> Given exercise: Only a number is wanted: how many lines in the listing contain the word "Channels"?

> Supplied data:
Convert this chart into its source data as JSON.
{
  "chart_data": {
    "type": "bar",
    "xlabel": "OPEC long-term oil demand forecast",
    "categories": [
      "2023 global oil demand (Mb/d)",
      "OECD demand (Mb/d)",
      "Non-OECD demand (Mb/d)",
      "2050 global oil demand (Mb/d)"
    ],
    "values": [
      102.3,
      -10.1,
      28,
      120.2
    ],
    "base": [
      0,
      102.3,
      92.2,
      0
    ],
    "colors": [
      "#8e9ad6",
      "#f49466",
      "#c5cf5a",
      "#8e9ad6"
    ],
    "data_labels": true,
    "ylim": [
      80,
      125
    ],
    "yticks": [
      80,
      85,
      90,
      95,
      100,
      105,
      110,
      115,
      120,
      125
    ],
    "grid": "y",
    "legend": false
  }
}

...

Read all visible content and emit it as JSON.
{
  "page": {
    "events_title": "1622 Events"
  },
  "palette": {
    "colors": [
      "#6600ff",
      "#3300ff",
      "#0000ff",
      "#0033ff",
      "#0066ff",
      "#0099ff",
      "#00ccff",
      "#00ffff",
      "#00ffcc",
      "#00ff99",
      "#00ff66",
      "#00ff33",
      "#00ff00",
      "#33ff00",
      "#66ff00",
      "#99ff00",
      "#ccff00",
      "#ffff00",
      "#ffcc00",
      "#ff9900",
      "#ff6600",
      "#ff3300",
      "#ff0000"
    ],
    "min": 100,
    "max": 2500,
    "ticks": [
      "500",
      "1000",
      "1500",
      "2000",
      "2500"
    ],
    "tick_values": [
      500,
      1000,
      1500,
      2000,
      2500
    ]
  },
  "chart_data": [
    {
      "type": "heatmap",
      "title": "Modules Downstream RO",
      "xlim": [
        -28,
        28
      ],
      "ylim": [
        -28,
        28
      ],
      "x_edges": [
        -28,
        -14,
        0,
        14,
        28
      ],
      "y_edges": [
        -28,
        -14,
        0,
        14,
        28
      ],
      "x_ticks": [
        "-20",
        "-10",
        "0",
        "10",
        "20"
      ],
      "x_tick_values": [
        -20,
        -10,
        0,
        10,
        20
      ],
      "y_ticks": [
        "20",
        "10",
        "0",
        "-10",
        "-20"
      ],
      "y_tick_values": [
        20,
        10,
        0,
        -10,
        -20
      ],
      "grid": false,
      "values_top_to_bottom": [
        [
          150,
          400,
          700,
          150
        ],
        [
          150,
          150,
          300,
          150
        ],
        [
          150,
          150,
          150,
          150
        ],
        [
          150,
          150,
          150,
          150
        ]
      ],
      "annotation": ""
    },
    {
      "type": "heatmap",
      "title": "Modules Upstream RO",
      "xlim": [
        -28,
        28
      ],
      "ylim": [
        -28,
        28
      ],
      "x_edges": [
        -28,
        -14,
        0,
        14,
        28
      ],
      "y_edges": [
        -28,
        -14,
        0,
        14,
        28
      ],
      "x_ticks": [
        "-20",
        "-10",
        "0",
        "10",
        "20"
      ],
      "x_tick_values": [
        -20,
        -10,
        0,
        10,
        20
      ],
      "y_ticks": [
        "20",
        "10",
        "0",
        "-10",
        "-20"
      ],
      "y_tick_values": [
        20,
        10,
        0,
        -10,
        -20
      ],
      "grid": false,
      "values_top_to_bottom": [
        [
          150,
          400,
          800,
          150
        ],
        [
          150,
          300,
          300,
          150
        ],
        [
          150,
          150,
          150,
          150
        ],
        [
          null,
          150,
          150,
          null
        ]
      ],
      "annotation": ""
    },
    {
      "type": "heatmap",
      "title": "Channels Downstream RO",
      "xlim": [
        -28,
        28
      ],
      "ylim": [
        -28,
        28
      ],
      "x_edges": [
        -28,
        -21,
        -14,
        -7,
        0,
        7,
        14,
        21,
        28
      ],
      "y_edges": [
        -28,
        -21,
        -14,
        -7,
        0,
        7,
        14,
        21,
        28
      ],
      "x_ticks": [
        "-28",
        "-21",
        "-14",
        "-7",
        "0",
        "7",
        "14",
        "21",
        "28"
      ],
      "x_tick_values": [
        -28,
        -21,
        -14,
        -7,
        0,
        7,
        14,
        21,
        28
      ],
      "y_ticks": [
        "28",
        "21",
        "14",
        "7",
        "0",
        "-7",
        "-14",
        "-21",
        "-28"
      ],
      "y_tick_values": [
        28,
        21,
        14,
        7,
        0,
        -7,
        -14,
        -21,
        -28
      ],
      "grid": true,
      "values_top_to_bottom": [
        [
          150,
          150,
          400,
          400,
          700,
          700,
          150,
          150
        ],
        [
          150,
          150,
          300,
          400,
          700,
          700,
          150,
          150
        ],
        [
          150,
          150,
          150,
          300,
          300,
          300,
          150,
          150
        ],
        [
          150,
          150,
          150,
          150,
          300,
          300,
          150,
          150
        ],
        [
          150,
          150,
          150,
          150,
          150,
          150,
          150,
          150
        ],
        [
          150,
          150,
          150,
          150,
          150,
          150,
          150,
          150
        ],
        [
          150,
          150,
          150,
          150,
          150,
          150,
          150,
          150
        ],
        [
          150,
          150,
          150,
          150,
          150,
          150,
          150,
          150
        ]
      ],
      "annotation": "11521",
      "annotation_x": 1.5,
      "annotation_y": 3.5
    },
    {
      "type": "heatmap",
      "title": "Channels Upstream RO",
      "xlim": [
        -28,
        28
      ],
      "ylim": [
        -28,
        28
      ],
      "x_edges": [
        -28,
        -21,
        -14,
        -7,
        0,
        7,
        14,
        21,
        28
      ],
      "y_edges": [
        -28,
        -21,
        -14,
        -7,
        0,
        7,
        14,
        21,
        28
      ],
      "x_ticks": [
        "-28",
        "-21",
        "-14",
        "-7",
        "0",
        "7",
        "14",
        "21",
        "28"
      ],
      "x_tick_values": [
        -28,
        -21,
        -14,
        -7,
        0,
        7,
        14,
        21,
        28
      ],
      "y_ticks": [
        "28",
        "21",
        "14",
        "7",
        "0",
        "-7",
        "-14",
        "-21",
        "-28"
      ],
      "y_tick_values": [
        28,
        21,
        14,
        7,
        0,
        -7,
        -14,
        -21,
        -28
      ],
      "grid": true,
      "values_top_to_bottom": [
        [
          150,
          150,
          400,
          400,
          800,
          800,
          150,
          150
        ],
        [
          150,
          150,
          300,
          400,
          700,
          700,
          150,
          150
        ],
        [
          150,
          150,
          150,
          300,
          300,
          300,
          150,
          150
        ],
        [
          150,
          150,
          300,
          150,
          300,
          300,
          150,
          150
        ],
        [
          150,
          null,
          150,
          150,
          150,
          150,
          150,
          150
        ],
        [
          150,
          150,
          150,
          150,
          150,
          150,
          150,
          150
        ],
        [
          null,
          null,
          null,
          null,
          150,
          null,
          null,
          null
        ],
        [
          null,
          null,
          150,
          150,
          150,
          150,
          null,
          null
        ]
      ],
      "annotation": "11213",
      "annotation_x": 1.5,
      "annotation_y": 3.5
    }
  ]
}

--

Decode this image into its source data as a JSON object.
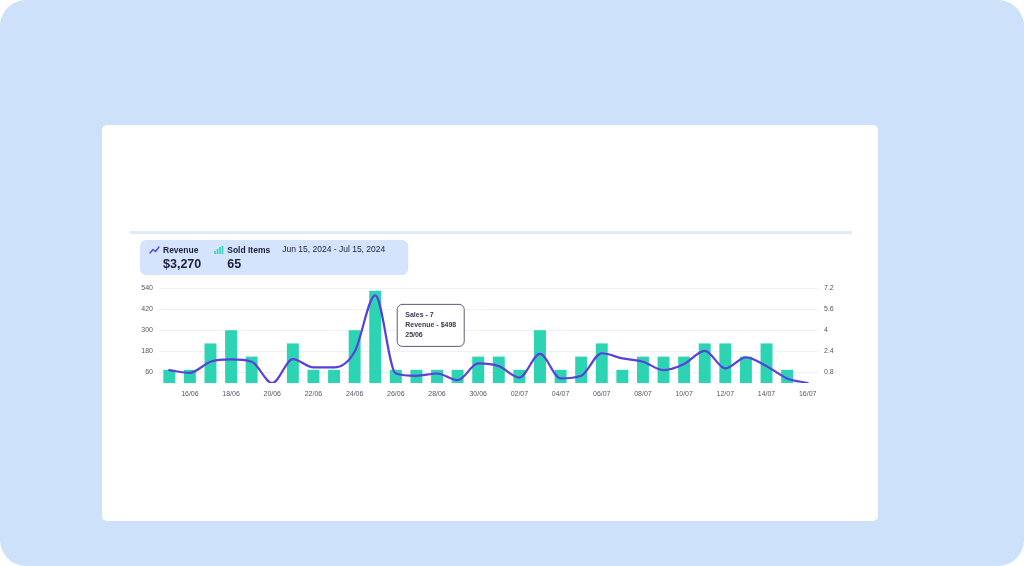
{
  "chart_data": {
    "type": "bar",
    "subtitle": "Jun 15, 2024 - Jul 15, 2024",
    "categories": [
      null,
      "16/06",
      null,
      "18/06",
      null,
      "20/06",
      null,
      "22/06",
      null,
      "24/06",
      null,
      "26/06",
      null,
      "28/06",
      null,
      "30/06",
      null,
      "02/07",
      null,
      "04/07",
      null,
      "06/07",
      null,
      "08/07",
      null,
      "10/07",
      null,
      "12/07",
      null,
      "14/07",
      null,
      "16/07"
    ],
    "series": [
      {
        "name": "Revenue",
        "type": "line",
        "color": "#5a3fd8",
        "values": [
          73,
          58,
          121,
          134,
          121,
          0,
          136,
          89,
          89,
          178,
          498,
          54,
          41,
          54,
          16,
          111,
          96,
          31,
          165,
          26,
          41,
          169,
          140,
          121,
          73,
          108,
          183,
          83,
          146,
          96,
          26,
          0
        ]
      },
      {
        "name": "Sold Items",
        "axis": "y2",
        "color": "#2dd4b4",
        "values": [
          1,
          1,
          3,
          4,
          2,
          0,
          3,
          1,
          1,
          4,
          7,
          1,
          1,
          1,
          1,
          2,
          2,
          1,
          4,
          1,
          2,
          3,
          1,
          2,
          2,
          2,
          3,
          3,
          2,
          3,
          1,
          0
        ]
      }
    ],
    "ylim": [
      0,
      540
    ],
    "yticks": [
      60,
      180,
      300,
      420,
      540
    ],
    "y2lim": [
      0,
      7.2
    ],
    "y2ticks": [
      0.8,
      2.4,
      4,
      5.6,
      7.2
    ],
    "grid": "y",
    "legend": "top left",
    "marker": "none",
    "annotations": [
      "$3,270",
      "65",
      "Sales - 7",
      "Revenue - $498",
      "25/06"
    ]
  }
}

> Response for this exercise: 2